* Exercise objective
Write out the records below once more, exactly as they stand.

* Data supplied
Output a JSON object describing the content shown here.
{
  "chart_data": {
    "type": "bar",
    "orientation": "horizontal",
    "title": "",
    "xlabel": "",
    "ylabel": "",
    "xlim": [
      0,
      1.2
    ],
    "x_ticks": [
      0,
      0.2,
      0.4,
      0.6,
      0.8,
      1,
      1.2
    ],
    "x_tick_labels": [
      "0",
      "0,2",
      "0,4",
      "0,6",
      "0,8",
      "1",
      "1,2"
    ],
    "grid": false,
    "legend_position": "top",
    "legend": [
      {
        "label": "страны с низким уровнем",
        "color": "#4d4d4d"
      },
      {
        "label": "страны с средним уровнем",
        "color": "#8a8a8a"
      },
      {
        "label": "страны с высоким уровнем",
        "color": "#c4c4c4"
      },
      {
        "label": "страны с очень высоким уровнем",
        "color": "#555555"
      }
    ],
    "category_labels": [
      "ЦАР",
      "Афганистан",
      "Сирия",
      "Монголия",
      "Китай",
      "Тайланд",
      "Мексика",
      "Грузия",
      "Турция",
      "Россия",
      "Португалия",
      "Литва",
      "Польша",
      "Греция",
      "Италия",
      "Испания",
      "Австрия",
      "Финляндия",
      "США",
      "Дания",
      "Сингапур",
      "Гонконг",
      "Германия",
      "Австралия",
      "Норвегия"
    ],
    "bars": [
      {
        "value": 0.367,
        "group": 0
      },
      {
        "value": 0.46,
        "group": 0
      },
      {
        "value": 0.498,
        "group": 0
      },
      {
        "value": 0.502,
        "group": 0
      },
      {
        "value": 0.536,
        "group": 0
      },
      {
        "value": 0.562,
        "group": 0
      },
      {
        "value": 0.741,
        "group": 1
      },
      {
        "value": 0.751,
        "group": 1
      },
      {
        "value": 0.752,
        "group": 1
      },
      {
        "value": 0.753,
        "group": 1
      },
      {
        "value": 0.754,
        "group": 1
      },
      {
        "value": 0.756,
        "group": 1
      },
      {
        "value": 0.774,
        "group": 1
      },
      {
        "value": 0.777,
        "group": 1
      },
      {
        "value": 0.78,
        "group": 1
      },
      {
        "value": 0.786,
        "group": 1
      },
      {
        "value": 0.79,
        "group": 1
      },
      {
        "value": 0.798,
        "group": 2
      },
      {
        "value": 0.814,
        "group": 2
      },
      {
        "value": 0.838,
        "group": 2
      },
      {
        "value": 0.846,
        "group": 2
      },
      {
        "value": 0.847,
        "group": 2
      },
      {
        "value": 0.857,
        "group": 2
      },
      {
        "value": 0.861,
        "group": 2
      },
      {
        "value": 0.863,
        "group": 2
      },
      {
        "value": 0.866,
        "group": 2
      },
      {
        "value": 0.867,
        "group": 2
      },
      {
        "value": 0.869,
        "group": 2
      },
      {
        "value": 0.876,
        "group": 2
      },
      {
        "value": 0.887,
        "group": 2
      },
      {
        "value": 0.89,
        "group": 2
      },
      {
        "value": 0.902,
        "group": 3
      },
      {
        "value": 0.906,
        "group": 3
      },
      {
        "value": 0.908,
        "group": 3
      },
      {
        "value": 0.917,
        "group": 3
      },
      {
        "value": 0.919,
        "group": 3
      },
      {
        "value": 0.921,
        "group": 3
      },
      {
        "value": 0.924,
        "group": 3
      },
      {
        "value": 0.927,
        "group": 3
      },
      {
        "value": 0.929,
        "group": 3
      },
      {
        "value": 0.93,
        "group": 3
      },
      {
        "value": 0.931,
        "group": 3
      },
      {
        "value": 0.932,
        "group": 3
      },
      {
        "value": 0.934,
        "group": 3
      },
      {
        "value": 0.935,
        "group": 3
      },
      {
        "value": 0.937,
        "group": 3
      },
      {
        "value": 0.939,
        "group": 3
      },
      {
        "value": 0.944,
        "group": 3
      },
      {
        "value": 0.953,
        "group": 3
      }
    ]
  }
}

* Written solution
Output a JSON object describing the content shown here.
{
  "chart_data": {
    "type": "bar",
    "orientation": "horizontal",
    "title": "",
    "xlabel": "",
    "ylabel": "",
    "xlim": [
      0,
      1.2
    ],
    "x_ticks": [
      0,
      0.2,
      0.4,
      0.6,
      0.8,
      1,
      1.2
    ],
    "x_tick_labels": [
      "0",
      "0,2",
      "0,4",
      "0,6",
      "0,8",
      "1",
      "1,2"
    ],
    "grid": false,
    "legend_position": "top",
    "legend": [
      {
        "label": "страны с низким уровнем",
        "color": "#4d4d4d"
      },
      {
        "label": "страны с средним уровнем",
        "color": "#8a8a8a"
      },
      {
        "label": "страны с высоким уровнем",
        "color": "#c4c4c4"
      },
      {
        "label": "страны с очень высоким уровнем",
        "color": "#555555"
      }
    ],
    "category_labels": [
      "ЦАР",
      "Афганистан",
      "Сирия",
      "Монголия",
      "Китай",
      "Тайланд",
      "Мексика",
      "Грузия",
      "Турция",
      "Россия",
      "Португалия",
      "Литва",
      "Польша",
      "Греция",
      "Италия",
      "Испания",
      "Австрия",
      "Финляндия",
      "США",
      "Дания",
      "Сингапур",
      "Гонконг",
      "Германия",
      "Австралия",
      "Норвегия"
    ],
    "bars": [
      {
        "value": 0.367,
        "group": 0
      },
      {
        "value": 0.46,
        "group": 0
      },
      {
        "value": 0.498,
        "group": 0
      },
      {
        "value": 0.502,
        "group": 0
      },
      {
        "value": 0.536,
        "group": 0
      },
      {
        "value": 0.562,
        "group": 0
      },
      {
        "value": 0.741,
        "group": 1
      },
      {
        "value": 0.751,
        "group": 1
      },
      {
        "value": 0.752,
        "group": 1
      },
      {
        "value": 0.753,
        "group": 1
      },
      {
        "value": 0.754,
        "group": 1
      },
      {
        "value": 0.756,
        "group": 1
      },
      {
        "value": 0.774,
        "group": 1
      },
      {
        "value": 0.777,
        "group": 1
      },
      {
        "value": 0.78,
        "group": 1
      },
      {
        "value": 0.786,
        "group": 1
      },
      {
        "value": 0.79,
        "group": 1
      },
      {
        "value": 0.798,
        "group": 2
      },
      {
        "value": 0.814,
        "group": 2
      },
      {
        "value": 0.838,
        "group": 2
      },
      {
        "value": 0.846,
        "group": 2
      },
      {
        "value": 0.847,
        "group": 2
      },
      {
        "value": 0.857,
        "group": 2
      },
      {
        "value": 0.861,
        "group": 2
      },
      {
        "value": 0.863,
        "group": 2
      },
      {
        "value": 0.866,
        "group": 2
      },
      {
        "value": 0.867,
        "group": 2
      },
      {
        "value": 0.869,
        "group": 2
      },
      {
        "value": 0.876,
        "group": 2
      },
      {
        "value": 0.887,
        "group": 2
      },
      {
        "value": 0.89,
        "group": 2
      },
      {
        "value": 0.902,
        "group": 3
      },
      {
        "value": 0.906,
        "group": 3
      },
      {
        "value": 0.908,
        "group": 3
      },
      {
        "value": 0.917,
        "group": 3
      },
      {
        "value": 0.919,
        "group": 3
      },
      {
        "value": 0.921,
        "group": 3
      },
      {
        "value": 0.924,
        "group": 3
      },
      {
        "value": 0.927,
        "group": 3
      },
      {
        "value": 0.929,
        "group": 3
      },
      {
        "value": 0.93,
        "group": 3
      },
      {
        "value": 0.931,
        "group": 3
      },
      {
        "value": 0.932,
        "group": 3
      },
      {
        "value": 0.934,
        "group": 3
      },
      {
        "value": 0.935,
        "group": 3
      },
      {
        "value": 0.937,
        "group": 3
      },
      {
        "value": 0.939,
        "group": 3
      },
      {
        "value": 0.944,
        "group": 3
      },
      {
        "value": 0.953,
        "group": 3
      }
    ]
  }
}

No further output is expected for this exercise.